=== INPUT ===

▼

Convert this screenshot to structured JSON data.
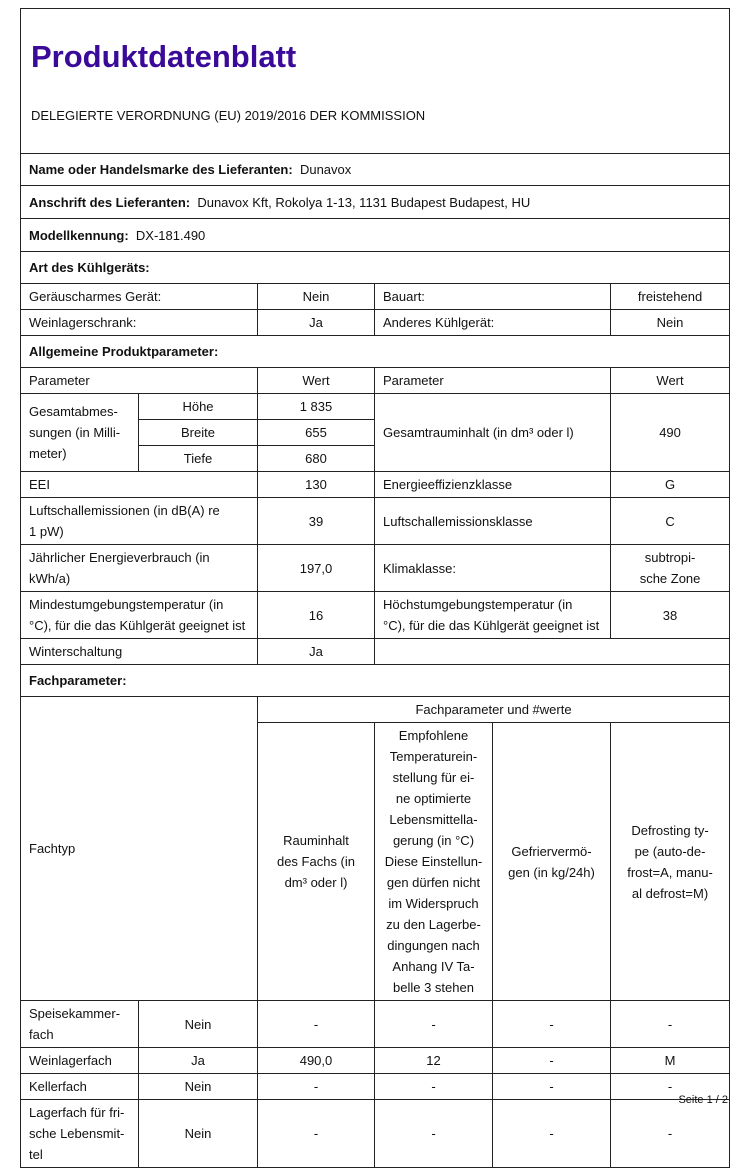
{
  "header": {
    "title": "Produktdatenblatt",
    "subtitle": "DELEGIERTE VERORDNUNG (EU) 2019/2016 DER KOMMISSION"
  },
  "supplier": {
    "name_label": "Name oder Handelsmarke des Lieferanten:",
    "name_value": "Dunavox",
    "address_label": "Anschrift des Lieferanten:",
    "address_value": "Dunavox Kft, Rokolya 1-13, 1131 Budapest Budapest, HU",
    "model_label": "Modellkennung:",
    "model_value": "DX-181.490"
  },
  "type_section": {
    "heading": "Art des Kühlgeräts:",
    "rows": [
      {
        "l1": "Geräuscharmes Gerät:",
        "v1": "Nein",
        "l2": "Bauart:",
        "v2": "freistehend"
      },
      {
        "l1": "Weinlagerschrank:",
        "v1": "Ja",
        "l2": "Anderes Kühlgerät:",
        "v2": "Nein"
      }
    ]
  },
  "general": {
    "heading": "Allgemeine Produktparameter:",
    "col_param": "Parameter",
    "col_value": "Wert",
    "dimensions_label": "Gesamtabmes-\nsungen (in Milli-\nmeter)",
    "dimensions": [
      {
        "label": "Höhe",
        "value": "1 835"
      },
      {
        "label": "Breite",
        "value": "655"
      },
      {
        "label": "Tiefe",
        "value": "680"
      }
    ],
    "volume_label": "Gesamtrauminhalt (in dm³ oder l)",
    "volume_value": "490",
    "rows": [
      {
        "l1": "EEI",
        "v1": "130",
        "l2": "Energieeffizienzklasse",
        "v2": "G"
      },
      {
        "l1": "Luftschallemissionen (in dB(A) re\n1 pW)",
        "v1": "39",
        "l2": "Luftschallemissionsklasse",
        "v2": "C"
      },
      {
        "l1": "Jährlicher Energieverbrauch (in\nkWh/a)",
        "v1": "197,0",
        "l2": "Klimaklasse:",
        "v2": "subtropi-\nsche Zone"
      },
      {
        "l1": "Mindestumgebungstemperatur (in\n°C), für die das Kühlgerät geeignet ist",
        "v1": "16",
        "l2": "Höchstumgebungstemperatur (in\n°C), für die das Kühlgerät geeignet ist",
        "v2": "38"
      }
    ],
    "winter_label": "Winterschaltung",
    "winter_value": "Ja"
  },
  "compartments": {
    "heading": "Fachparameter:",
    "type_label": "Fachtyp",
    "group_label": "Fachparameter und #werte",
    "columns": [
      "Rauminhalt\ndes Fachs (in\ndm³ oder l)",
      "Empfohlene\nTemperaturein-\nstellung für ei-\nne optimierte\nLebensmittella-\ngerung (in °C)\nDiese Einstellun-\ngen dürfen nicht\nim Widerspruch\nzu den Lagerbe-\ndingungen nach\nAnhang IV Ta-\nbelle 3 stehen",
      "Gefriervermö-\ngen (in kg/24h)",
      "Defrosting ty-\npe (auto-de-\nfrost=A, manu-\nal defrost=M)"
    ],
    "rows": [
      {
        "name": "Speisekammer-\nfach",
        "present": "Nein",
        "c1": "-",
        "c2": "-",
        "c3": "-",
        "c4": "-"
      },
      {
        "name": "Weinlagerfach",
        "present": "Ja",
        "c1": "490,0",
        "c2": "12",
        "c3": "-",
        "c4": "M"
      },
      {
        "name": "Kellerfach",
        "present": "Nein",
        "c1": "-",
        "c2": "-",
        "c3": "-",
        "c4": "-"
      },
      {
        "name": "Lagerfach für fri-\nsche Lebensmit-\ntel",
        "present": "Nein",
        "c1": "-",
        "c2": "-",
        "c3": "-",
        "c4": "-"
      }
    ]
  },
  "footer": {
    "page": "Seite 1 / 2"
  },
  "colors": {
    "title": "#3a0a99",
    "border": "#222222"
  }
}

▲

The material above holds pictures; copy everything else in it exactly.

=== COMPLETE RESPONSE ===
Convert this screenshot to structured JSON data.
{
  "header": {
    "title": "Produktdatenblatt",
    "subtitle": "DELEGIERTE VERORDNUNG (EU) 2019/2016 DER KOMMISSION"
  },
  "supplier": {
    "name_label": "Name oder Handelsmarke des Lieferanten:",
    "name_value": "Dunavox",
    "address_label": "Anschrift des Lieferanten:",
    "address_value": "Dunavox Kft, Rokolya 1-13, 1131 Budapest Budapest, HU",
    "model_label": "Modellkennung:",
    "model_value": "DX-181.490"
  },
  "type_section": {
    "heading": "Art des Kühlgeräts:",
    "rows": [
      {
        "l1": "Geräuscharmes Gerät:",
        "v1": "Nein",
        "l2": "Bauart:",
        "v2": "freistehend"
      },
      {
        "l1": "Weinlagerschrank:",
        "v1": "Ja",
        "l2": "Anderes Kühlgerät:",
        "v2": "Nein"
      }
    ]
  },
  "general": {
    "heading": "Allgemeine Produktparameter:",
    "col_param": "Parameter",
    "col_value": "Wert",
    "dimensions_label": "Gesamtabmes-\nsungen (in Milli-\nmeter)",
    "dimensions": [
      {
        "label": "Höhe",
        "value": "1 835"
      },
      {
        "label": "Breite",
        "value": "655"
      },
      {
        "label": "Tiefe",
        "value": "680"
      }
    ],
    "volume_label": "Gesamtrauminhalt (in dm³ oder l)",
    "volume_value": "490",
    "rows": [
      {
        "l1": "EEI",
        "v1": "130",
        "l2": "Energieeffizienzklasse",
        "v2": "G"
      },
      {
        "l1": "Luftschallemissionen (in dB(A) re\n1 pW)",
        "v1": "39",
        "l2": "Luftschallemissionsklasse",
        "v2": "C"
      },
      {
        "l1": "Jährlicher Energieverbrauch (in\nkWh/a)",
        "v1": "197,0",
        "l2": "Klimaklasse:",
        "v2": "subtropi-\nsche Zone"
      },
      {
        "l1": "Mindestumgebungstemperatur (in\n°C), für die das Kühlgerät geeignet ist",
        "v1": "16",
        "l2": "Höchstumgebungstemperatur (in\n°C), für die das Kühlgerät geeignet ist",
        "v2": "38"
      }
    ],
    "winter_label": "Winterschaltung",
    "winter_value": "Ja"
  },
  "compartments": {
    "heading": "Fachparameter:",
    "type_label": "Fachtyp",
    "group_label": "Fachparameter und #werte",
    "columns": [
      "Rauminhalt\ndes Fachs (in\ndm³ oder l)",
      "Empfohlene\nTemperaturein-\nstellung für ei-\nne optimierte\nLebensmittella-\ngerung (in °C)\nDiese Einstellun-\ngen dürfen nicht\nim Widerspruch\nzu den Lagerbe-\ndingungen nach\nAnhang IV Ta-\nbelle 3 stehen",
      "Gefriervermö-\ngen (in kg/24h)",
      "Defrosting ty-\npe (auto-de-\nfrost=A, manu-\nal defrost=M)"
    ],
    "rows": [
      {
        "name": "Speisekammer-\nfach",
        "present": "Nein",
        "c1": "-",
        "c2": "-",
        "c3": "-",
        "c4": "-"
      },
      {
        "name": "Weinlagerfach",
        "present": "Ja",
        "c1": "490,0",
        "c2": "12",
        "c3": "-",
        "c4": "M"
      },
      {
        "name": "Kellerfach",
        "present": "Nein",
        "c1": "-",
        "c2": "-",
        "c3": "-",
        "c4": "-"
      },
      {
        "name": "Lagerfach für fri-\nsche Lebensmit-\ntel",
        "present": "Nein",
        "c1": "-",
        "c2": "-",
        "c3": "-",
        "c4": "-"
      }
    ]
  },
  "footer": {
    "page": "Seite 1 / 2"
  },
  "colors": {
    "title": "#3a0a99",
    "border": "#222222"
  }
}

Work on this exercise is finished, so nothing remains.